WRITTEN TASK –
Copy out lines with the word "bombefly" from the material that follows.

ENTRIES SHOWN –
○ ○ ○
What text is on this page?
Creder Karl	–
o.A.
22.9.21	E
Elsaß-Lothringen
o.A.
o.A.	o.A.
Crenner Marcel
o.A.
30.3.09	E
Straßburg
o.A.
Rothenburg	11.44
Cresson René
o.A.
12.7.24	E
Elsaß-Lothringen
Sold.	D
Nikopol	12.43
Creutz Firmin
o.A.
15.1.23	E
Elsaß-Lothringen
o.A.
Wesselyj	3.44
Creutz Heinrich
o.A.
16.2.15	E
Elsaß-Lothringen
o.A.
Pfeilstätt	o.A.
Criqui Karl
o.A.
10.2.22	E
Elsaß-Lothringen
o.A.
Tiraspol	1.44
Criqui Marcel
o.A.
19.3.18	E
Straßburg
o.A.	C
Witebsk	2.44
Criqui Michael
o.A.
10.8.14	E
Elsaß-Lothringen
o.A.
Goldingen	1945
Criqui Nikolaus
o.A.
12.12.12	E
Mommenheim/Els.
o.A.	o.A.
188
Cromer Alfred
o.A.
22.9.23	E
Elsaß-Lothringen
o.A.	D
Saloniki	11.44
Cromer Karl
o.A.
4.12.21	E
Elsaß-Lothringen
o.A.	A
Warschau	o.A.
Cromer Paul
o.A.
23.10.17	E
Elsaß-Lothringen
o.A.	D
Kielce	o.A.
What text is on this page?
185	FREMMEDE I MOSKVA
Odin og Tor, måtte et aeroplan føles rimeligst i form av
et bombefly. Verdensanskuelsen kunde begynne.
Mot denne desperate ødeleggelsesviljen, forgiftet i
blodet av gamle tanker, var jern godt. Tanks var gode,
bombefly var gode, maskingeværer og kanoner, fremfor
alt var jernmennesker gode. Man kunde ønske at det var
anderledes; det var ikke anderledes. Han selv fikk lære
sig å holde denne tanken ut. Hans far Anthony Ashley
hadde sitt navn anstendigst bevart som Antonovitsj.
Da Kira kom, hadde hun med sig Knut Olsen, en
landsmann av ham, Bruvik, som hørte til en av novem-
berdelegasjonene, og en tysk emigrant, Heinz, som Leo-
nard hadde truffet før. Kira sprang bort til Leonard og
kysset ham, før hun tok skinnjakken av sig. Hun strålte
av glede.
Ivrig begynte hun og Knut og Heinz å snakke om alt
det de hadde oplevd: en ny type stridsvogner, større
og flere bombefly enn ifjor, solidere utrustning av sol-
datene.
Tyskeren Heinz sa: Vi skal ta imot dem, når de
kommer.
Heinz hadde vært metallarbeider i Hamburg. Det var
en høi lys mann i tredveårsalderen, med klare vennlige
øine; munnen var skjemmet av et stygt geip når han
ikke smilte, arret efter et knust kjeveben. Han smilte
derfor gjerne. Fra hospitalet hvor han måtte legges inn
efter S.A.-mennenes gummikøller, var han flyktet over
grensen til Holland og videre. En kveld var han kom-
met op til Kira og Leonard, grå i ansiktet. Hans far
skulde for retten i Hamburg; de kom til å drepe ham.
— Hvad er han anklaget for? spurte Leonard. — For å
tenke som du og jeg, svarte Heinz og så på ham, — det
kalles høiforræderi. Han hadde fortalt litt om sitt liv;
○ ○ ○
CORRECT ANSWER –
et bombefly. Verdensanskuelsen kunde begynne.
bombefly var gode, maskingeværer og kanoner, fremfor
og flere bombefly enn ifjor, solidere utrustning av sol-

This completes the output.